_Exercise data_:
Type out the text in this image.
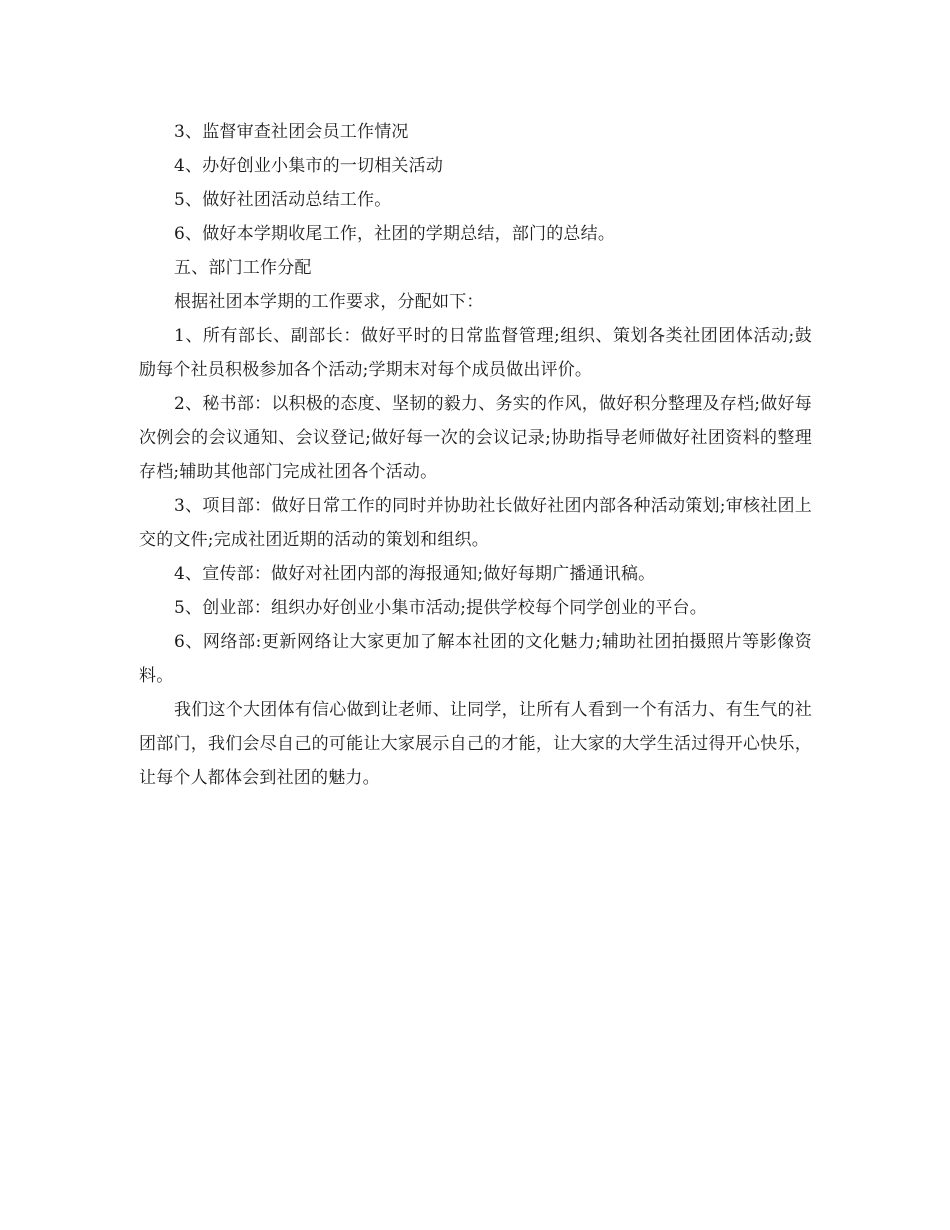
3、监督审查社团会员工作情况

4、办好创业小集市的一切相关活动

5、做好社团活动总结工作。

6、做好本学期收尾工作，社团的学期总结，部门的总结。

五、部门工作分配

根据社团本学期的工作要求，分配如下：

1、所有部长、副部长：做好平时的日常监督管理;组织、策划各类社团团体活动;鼓励每个社员积极参加各个活动;学期末对每个成员做出评价。

2、秘书部：以积极的态度、坚韧的毅力、务实的作风，做好积分整理及存档;做好每次例会的会议通知、会议登记;做好每一次的会议记录;协助指导老师做好社团资料的整理存档;辅助其他部门完成社团各个活动。

3、项目部：做好日常工作的同时并协助社长做好社团内部各种活动策划;审核社团上交的文件;完成社团近期的活动的策划和组织。

4、宣传部：做好对社团内部的海报通知;做好每期广播通讯稿。

5、创业部：组织办好创业小集市活动;提供学校每个同学创业的平台。

6、网络部:更新网络让大家更加了解本社团的文化魅力;辅助社团拍摄照片等影像资料。

我们这个大团体有信心做到让老师、让同学，让所有人看到一个有活力、有生气的社团部门，我们会尽自己的可能让大家展示自己的才能，让大家的大学生活过得开心快乐，让每个人都体会到社团的魅力。
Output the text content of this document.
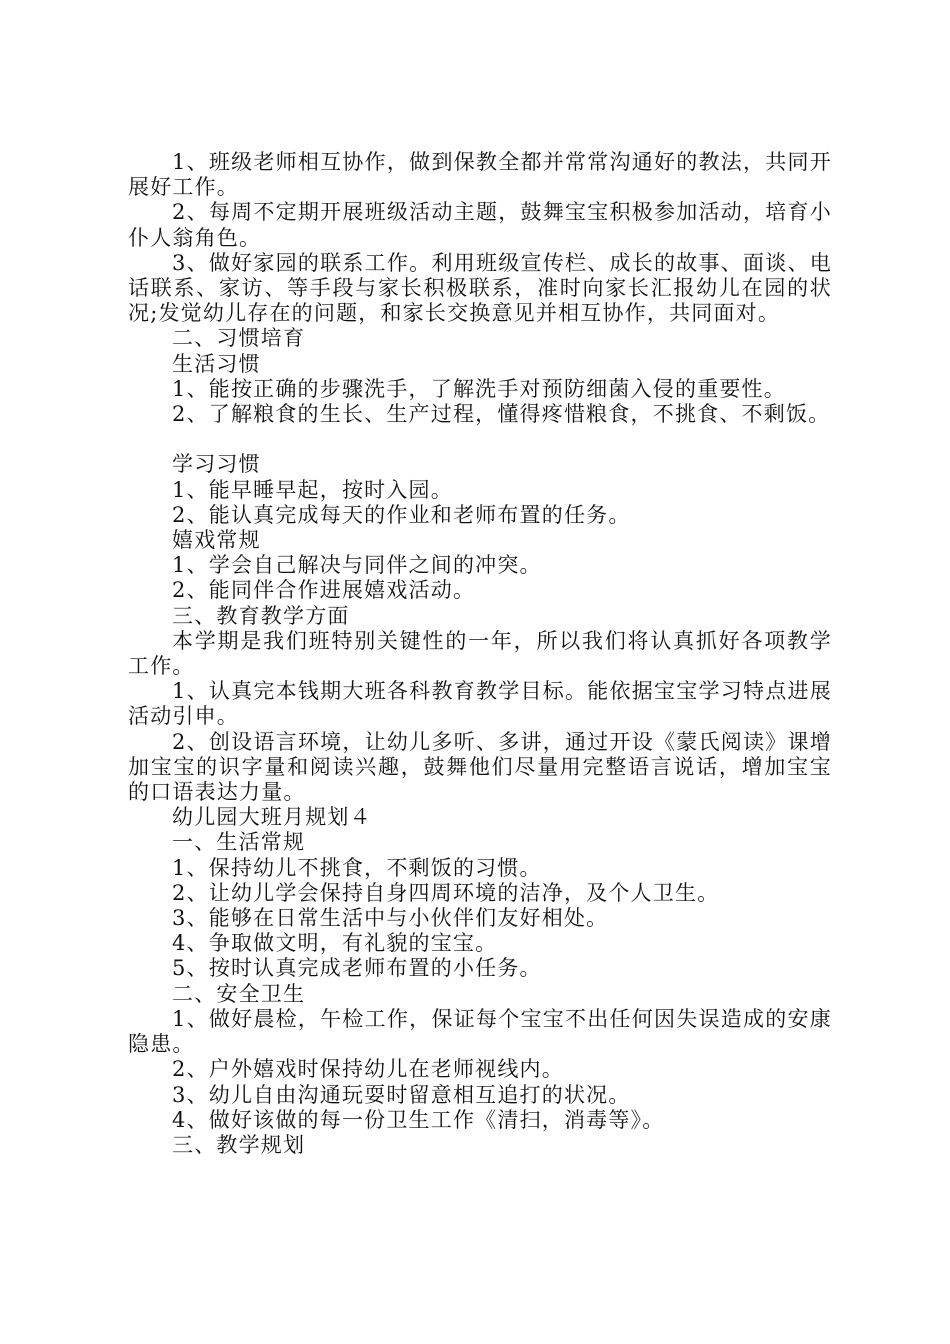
1、班级老师相互协作，做到保教全都并常常沟通好的教法，共同开展好工作。

2、每周不定期开展班级活动主题，鼓舞宝宝积极参加活动，培育小仆人翁角色。

3、做好家园的联系工作。利用班级宣传栏、成长的故事、面谈、电话联系、家访、等手段与家长积极联系，准时向家长汇报幼儿在园的状况;发觉幼儿存在的问题，和家长交换意见并相互协作，共同面对。

二、习惯培育

生活习惯

1、能按正确的步骤洗手，了解洗手对预防细菌入侵的重要性。

2、了解粮食的生长、生产过程，懂得疼惜粮食，不挑食、不剩饭。

学习习惯

1、能早睡早起，按时入园。

2、能认真完成每天的作业和老师布置的任务。

嬉戏常规

1、学会自己解决与同伴之间的冲突。

2、能同伴合作进展嬉戏活动。

三、教育教学方面

本学期是我们班特别关键性的一年，所以我们将认真抓好各项教学工作。

1、认真完本钱期大班各科教育教学目标。能依据宝宝学习特点进展活动引申。

2、创设语言环境，让幼儿多听、多讲，通过开设《蒙氏阅读》课增加宝宝的识字量和阅读兴趣，鼓舞他们尽量用完整语言说话，增加宝宝的口语表达力量。

幼儿园大班月规划４

一、生活常规

1、保持幼儿不挑食，不剩饭的习惯。

2、让幼儿学会保持自身四周环境的洁净，及个人卫生。

3、能够在日常生活中与小伙伴们友好相处。

4、争取做文明，有礼貌的宝宝。

5、按时认真完成老师布置的小任务。

二、安全卫生

1、做好晨检，午检工作，保证每个宝宝不出任何因失误造成的安康隐患。

2、户外嬉戏时保持幼儿在老师视线内。

3、幼儿自由沟通玩耍时留意相互追打的状况。

4、做好该做的每一份卫生工作《清扫，消毒等》。

三、教学规划
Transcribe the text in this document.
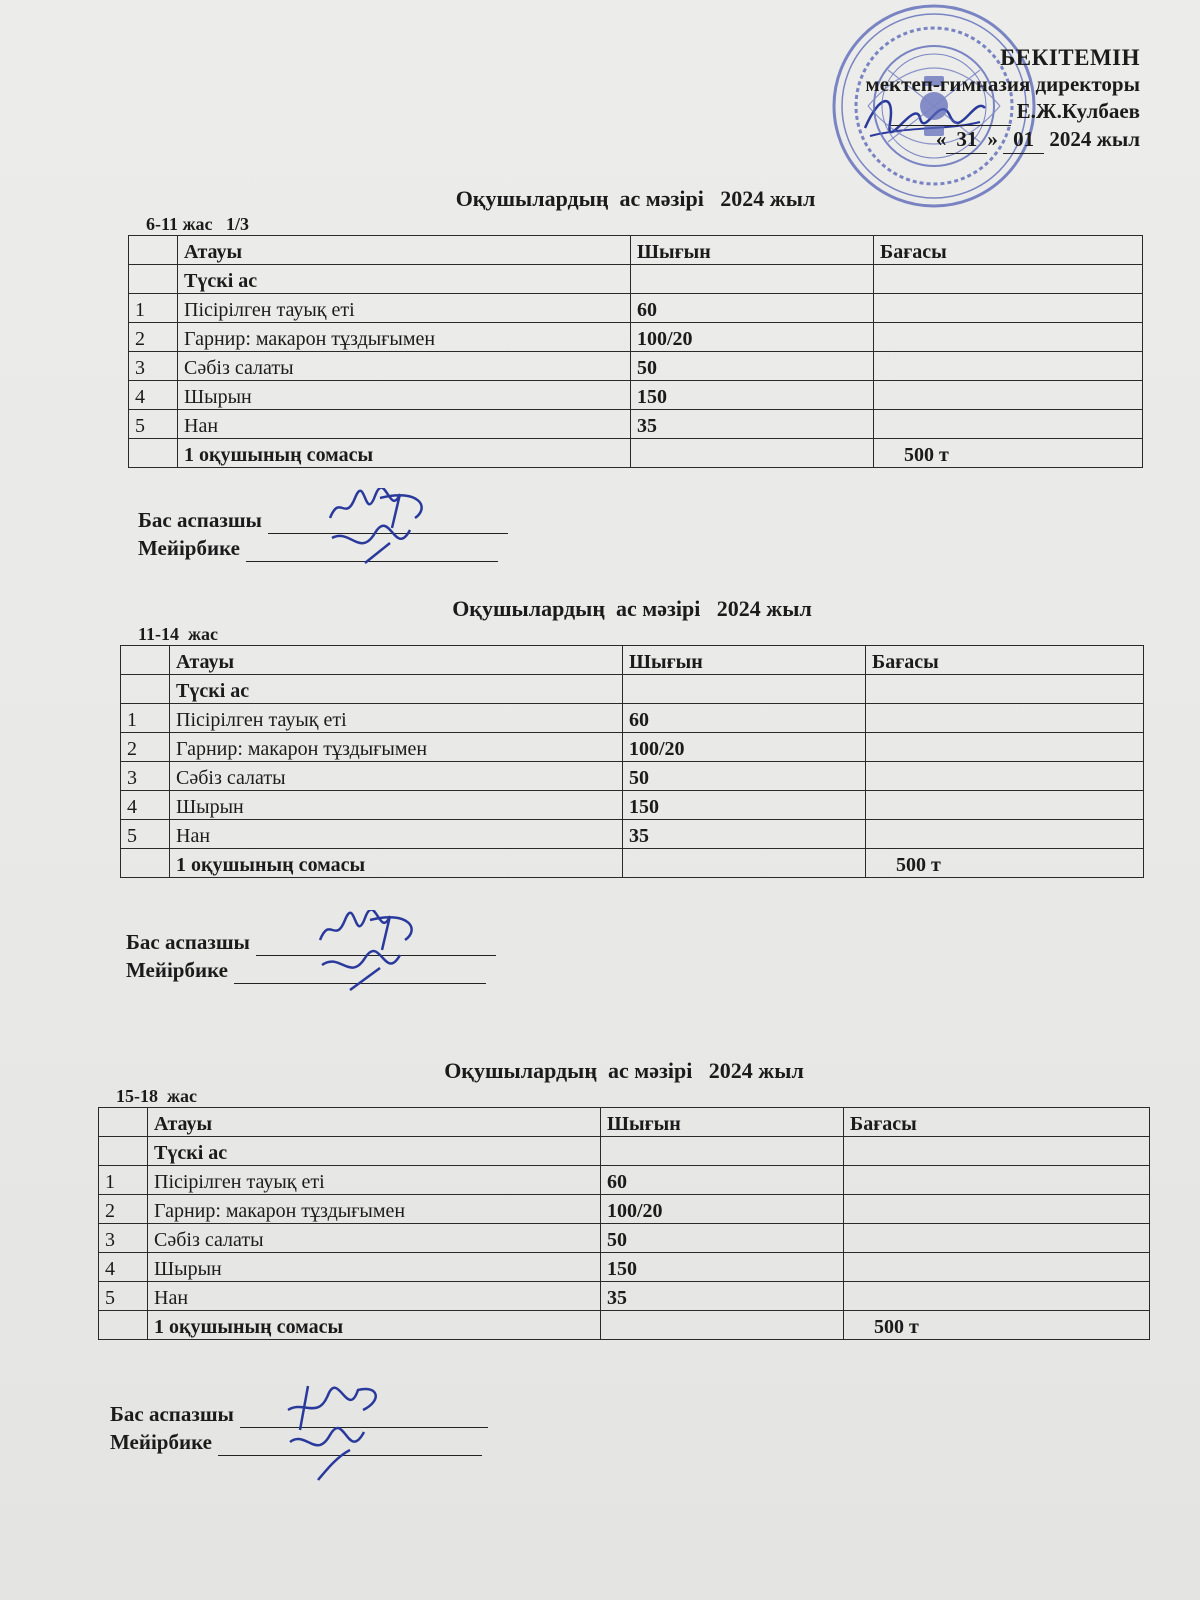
БЕКІТЕМІН
мектеп-гимназия директоры
Е.Ж.Кулбаев
« 31 » 01 2024 жыл
Оқушылардың  ас мәзірі   2024 жыл
6-11 жас   1/3
	Атауы	Шығын	Бағасы
	Түскі ас		
1	Пісірілген тауық еті	60	
2	Гарнир: макарон тұздығымен	100/20	
3	Сәбіз салаты	50	
4	Шырын	150	
5	Нан	35	
	1 оқушының сомасы		500 т
Бас аспазшы
Мейірбике
Оқушылардың  ас мәзірі   2024 жыл
11-14  жас
	Атауы	Шығын	Бағасы
	Түскі ас		
1	Пісірілген тауық еті	60	
2	Гарнир: макарон тұздығымен	100/20	
3	Сәбіз салаты	50	
4	Шырын	150	
5	Нан	35	
	1 оқушының сомасы		500 т
Бас аспазшы
Мейірбике
Оқушылардың  ас мәзірі   2024 жыл
15-18  жас
	Атауы	Шығын	Бағасы
	Түскі ас		
1	Пісірілген тауық еті	60	
2	Гарнир: макарон тұздығымен	100/20	
3	Сәбіз салаты	50	
4	Шырын	150	
5	Нан	35	
	1 оқушының сомасы		500 т
Бас аспазшы
Мейірбике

_Exercise_: The material above must be printed exactly, with its pictures left out.

_Reply_:
Type out the text in this image.
3、监督审查社团会员工作情况

4、办好创业小集市的一切相关活动

5、做好社团活动总结工作。

6、做好本学期收尾工作，社团的学期总结，部门的总结。

五、部门工作分配

根据社团本学期的工作要求，分配如下：

1、所有部长、副部长：做好平时的日常监督管理;组织、策划各类社团团体活动;鼓励每个社员积极参加各个活动;学期末对每个成员做出评价。

2、秘书部：以积极的态度、坚韧的毅力、务实的作风，做好积分整理及存档;做好每次例会的会议通知、会议登记;做好每一次的会议记录;协助指导老师做好社团资料的整理存档;辅助其他部门完成社团各个活动。

3、项目部：做好日常工作的同时并协助社长做好社团内部各种活动策划;审核社团上交的文件;完成社团近期的活动的策划和组织。

4、宣传部：做好对社团内部的海报通知;做好每期广播通讯稿。

5、创业部：组织办好创业小集市活动;提供学校每个同学创业的平台。

6、网络部:更新网络让大家更加了解本社团的文化魅力;辅助社团拍摄照片等影像资料。

我们这个大团体有信心做到让老师、让同学，让所有人看到一个有活力、有生气的社团部门，我们会尽自己的可能让大家展示自己的才能，让大家的大学生活过得开心快乐，让每个人都体会到社团的魅力。
Output the text content of this document.
1、班级老师相互协作，做到保教全都并常常沟通好的教法，共同开展好工作。

2、每周不定期开展班级活动主题，鼓舞宝宝积极参加活动，培育小仆人翁角色。

3、做好家园的联系工作。利用班级宣传栏、成长的故事、面谈、电话联系、家访、等手段与家长积极联系，准时向家长汇报幼儿在园的状况;发觉幼儿存在的问题，和家长交换意见并相互协作，共同面对。

二、习惯培育

生活习惯

1、能按正确的步骤洗手，了解洗手对预防细菌入侵的重要性。

2、了解粮食的生长、生产过程，懂得疼惜粮食，不挑食、不剩饭。

学习习惯

1、能早睡早起，按时入园。

2、能认真完成每天的作业和老师布置的任务。

嬉戏常规

1、学会自己解决与同伴之间的冲突。

2、能同伴合作进展嬉戏活动。

三、教育教学方面

本学期是我们班特别关键性的一年，所以我们将认真抓好各项教学工作。

1、认真完本钱期大班各科教育教学目标。能依据宝宝学习特点进展活动引申。

2、创设语言环境，让幼儿多听、多讲，通过开设《蒙氏阅读》课增加宝宝的识字量和阅读兴趣，鼓舞他们尽量用完整语言说话，增加宝宝的口语表达力量。

幼儿园大班月规划４

一、生活常规

1、保持幼儿不挑食，不剩饭的习惯。

2、让幼儿学会保持自身四周环境的洁净，及个人卫生。

3、能够在日常生活中与小伙伴们友好相处。

4、争取做文明，有礼貌的宝宝。

5、按时认真完成老师布置的小任务。

二、安全卫生

1、做好晨检，午检工作，保证每个宝宝不出任何因失误造成的安康隐患。

2、户外嬉戏时保持幼儿在老师视线内。

3、幼儿自由沟通玩耍时留意相互追打的状况。

4、做好该做的每一份卫生工作《清扫，消毒等》。

三、教学规划
Transcribe the text in this document.
БЕКІТЕМІН
мектеп-гимназия директоры
Е.Ж.Кулбаев
« 31 » 01 2024 жыл
Оқушылардың  ас мәзірі   2024 жыл
6-11 жас   1/3
	Атауы	Шығын	Бағасы
	Түскі ас		
1	Пісірілген тауық еті	60	
2	Гарнир: макарон тұздығымен	100/20	
3	Сәбіз салаты	50	
4	Шырын	150	
5	Нан	35	
	1 оқушының сомасы		500 т
Бас аспазшы
Мейірбике
Оқушылардың  ас мәзірі   2024 жыл
11-14  жас
	Атауы	Шығын	Бағасы
	Түскі ас		
1	Пісірілген тауық еті	60	
2	Гарнир: макарон тұздығымен	100/20	
3	Сәбіз салаты	50	
4	Шырын	150	
5	Нан	35	
	1 оқушының сомасы		500 т
Бас аспазшы
Мейірбике
Оқушылардың  ас мәзірі   2024 жыл
15-18  жас
	Атауы	Шығын	Бағасы
	Түскі ас		
1	Пісірілген тауық еті	60	
2	Гарнир: макарон тұздығымен	100/20	
3	Сәбіз салаты	50	
4	Шырын	150	
5	Нан	35	
	1 оқушының сомасы		500 т
Бас аспазшы
Мейірбике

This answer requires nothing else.